Exercise details: The records are to be restated in their entirety, word for word.

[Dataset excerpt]
::::
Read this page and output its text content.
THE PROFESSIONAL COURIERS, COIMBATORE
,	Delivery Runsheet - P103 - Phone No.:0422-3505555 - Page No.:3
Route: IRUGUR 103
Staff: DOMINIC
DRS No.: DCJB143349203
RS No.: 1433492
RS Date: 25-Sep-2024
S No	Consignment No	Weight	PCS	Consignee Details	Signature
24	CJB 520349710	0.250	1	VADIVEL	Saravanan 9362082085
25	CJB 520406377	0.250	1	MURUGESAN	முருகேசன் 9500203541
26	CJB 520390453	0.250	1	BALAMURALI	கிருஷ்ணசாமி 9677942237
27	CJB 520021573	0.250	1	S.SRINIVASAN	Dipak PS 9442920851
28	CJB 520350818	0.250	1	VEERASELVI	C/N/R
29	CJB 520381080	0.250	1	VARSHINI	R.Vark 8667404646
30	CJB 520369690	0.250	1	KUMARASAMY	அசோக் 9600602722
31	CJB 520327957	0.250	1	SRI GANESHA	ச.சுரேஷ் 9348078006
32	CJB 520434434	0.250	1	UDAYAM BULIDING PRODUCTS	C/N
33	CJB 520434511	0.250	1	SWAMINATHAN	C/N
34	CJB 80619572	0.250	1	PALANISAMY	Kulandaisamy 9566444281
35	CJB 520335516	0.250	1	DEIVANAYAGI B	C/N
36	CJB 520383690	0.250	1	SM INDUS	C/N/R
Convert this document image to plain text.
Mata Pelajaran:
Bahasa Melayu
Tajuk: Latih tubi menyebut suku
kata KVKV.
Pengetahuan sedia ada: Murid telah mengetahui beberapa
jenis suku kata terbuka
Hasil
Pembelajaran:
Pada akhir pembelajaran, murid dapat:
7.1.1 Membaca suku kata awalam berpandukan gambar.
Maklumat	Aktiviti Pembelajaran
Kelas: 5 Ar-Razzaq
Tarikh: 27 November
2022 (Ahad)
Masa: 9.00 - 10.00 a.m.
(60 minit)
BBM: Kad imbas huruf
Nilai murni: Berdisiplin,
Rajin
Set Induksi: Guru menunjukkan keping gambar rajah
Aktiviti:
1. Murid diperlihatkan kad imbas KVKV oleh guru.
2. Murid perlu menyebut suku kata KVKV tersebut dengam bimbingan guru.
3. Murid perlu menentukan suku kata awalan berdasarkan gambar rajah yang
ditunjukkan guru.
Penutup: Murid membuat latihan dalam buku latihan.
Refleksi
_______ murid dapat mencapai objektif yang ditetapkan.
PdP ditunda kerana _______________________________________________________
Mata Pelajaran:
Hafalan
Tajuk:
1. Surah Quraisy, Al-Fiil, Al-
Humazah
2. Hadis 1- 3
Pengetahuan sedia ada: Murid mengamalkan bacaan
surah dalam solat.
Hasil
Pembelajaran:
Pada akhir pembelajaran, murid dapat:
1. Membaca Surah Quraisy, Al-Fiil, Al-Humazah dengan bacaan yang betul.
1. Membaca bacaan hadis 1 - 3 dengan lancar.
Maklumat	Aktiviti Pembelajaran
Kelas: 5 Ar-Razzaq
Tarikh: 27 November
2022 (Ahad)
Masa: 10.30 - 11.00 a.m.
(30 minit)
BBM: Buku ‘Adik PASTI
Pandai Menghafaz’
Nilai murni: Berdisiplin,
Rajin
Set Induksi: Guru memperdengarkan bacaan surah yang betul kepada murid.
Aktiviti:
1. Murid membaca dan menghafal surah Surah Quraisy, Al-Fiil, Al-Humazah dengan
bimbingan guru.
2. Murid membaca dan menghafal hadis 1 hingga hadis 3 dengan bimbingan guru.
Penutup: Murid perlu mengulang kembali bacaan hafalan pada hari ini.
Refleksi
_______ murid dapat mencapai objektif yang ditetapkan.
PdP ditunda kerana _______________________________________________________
::::
Full solution:
Read this page and output its text content.
THE PROFESSIONAL COURIERS, COIMBATORE
,	Delivery Runsheet - P103 - Phone No.:0422-3505555 - Page No.:3
Route: IRUGUR 103
Staff: DOMINIC
DRS No.: DCJB143349203
RS No.: 1433492
RS Date: 25-Sep-2024
S No	Consignment No	Weight	PCS	Consignee Details	Signature
24	CJB 520349710	0.250	1	VADIVEL	Saravanan 9362082085
25	CJB 520406377	0.250	1	MURUGESAN	முருகேசன் 9500203541
26	CJB 520390453	0.250	1	BALAMURALI	கிருஷ்ணசாமி 9677942237
27	CJB 520021573	0.250	1	S.SRINIVASAN	Dipak PS 9442920851
28	CJB 520350818	0.250	1	VEERASELVI	C/N/R
29	CJB 520381080	0.250	1	VARSHINI	R.Vark 8667404646
30	CJB 520369690	0.250	1	KUMARASAMY	அசோக் 9600602722
31	CJB 520327957	0.250	1	SRI GANESHA	ச.சுரேஷ் 9348078006
32	CJB 520434434	0.250	1	UDAYAM BULIDING PRODUCTS	C/N
33	CJB 520434511	0.250	1	SWAMINATHAN	C/N
34	CJB 80619572	0.250	1	PALANISAMY	Kulandaisamy 9566444281
35	CJB 520335516	0.250	1	DEIVANAYAGI B	C/N
36	CJB 520383690	0.250	1	SM INDUS	C/N/R
Convert this document image to plain text.
Mata Pelajaran:
Bahasa Melayu
Tajuk: Latih tubi menyebut suku
kata KVKV.
Pengetahuan sedia ada: Murid telah mengetahui beberapa
jenis suku kata terbuka
Hasil
Pembelajaran:
Pada akhir pembelajaran, murid dapat:
7.1.1 Membaca suku kata awalam berpandukan gambar.
Maklumat	Aktiviti Pembelajaran
Kelas: 5 Ar-Razzaq
Tarikh: 27 November
2022 (Ahad)
Masa: 9.00 - 10.00 a.m.
(60 minit)
BBM: Kad imbas huruf
Nilai murni: Berdisiplin,
Rajin
Set Induksi: Guru menunjukkan keping gambar rajah
Aktiviti:
1. Murid diperlihatkan kad imbas KVKV oleh guru.
2. Murid perlu menyebut suku kata KVKV tersebut dengam bimbingan guru.
3. Murid perlu menentukan suku kata awalan berdasarkan gambar rajah yang
ditunjukkan guru.
Penutup: Murid membuat latihan dalam buku latihan.
Refleksi
_______ murid dapat mencapai objektif yang ditetapkan.
PdP ditunda kerana _______________________________________________________
Mata Pelajaran:
Hafalan
Tajuk:
1. Surah Quraisy, Al-Fiil, Al-
Humazah
2. Hadis 1- 3
Pengetahuan sedia ada: Murid mengamalkan bacaan
surah dalam solat.
Hasil
Pembelajaran:
Pada akhir pembelajaran, murid dapat:
1. Membaca Surah Quraisy, Al-Fiil, Al-Humazah dengan bacaan yang betul.
1. Membaca bacaan hadis 1 - 3 dengan lancar.
Maklumat	Aktiviti Pembelajaran
Kelas: 5 Ar-Razzaq
Tarikh: 27 November
2022 (Ahad)
Masa: 10.30 - 11.00 a.m.
(30 minit)
BBM: Buku ‘Adik PASTI
Pandai Menghafaz’
Nilai murni: Berdisiplin,
Rajin
Set Induksi: Guru memperdengarkan bacaan surah yang betul kepada murid.
Aktiviti:
1. Murid membaca dan menghafal surah Surah Quraisy, Al-Fiil, Al-Humazah dengan
bimbingan guru.
2. Murid membaca dan menghafal hadis 1 hingga hadis 3 dengan bimbingan guru.
Penutup: Murid perlu mengulang kembali bacaan hafalan pada hari ini.
Refleksi
_______ murid dapat mencapai objektif yang ditetapkan.
PdP ditunda kerana _______________________________________________________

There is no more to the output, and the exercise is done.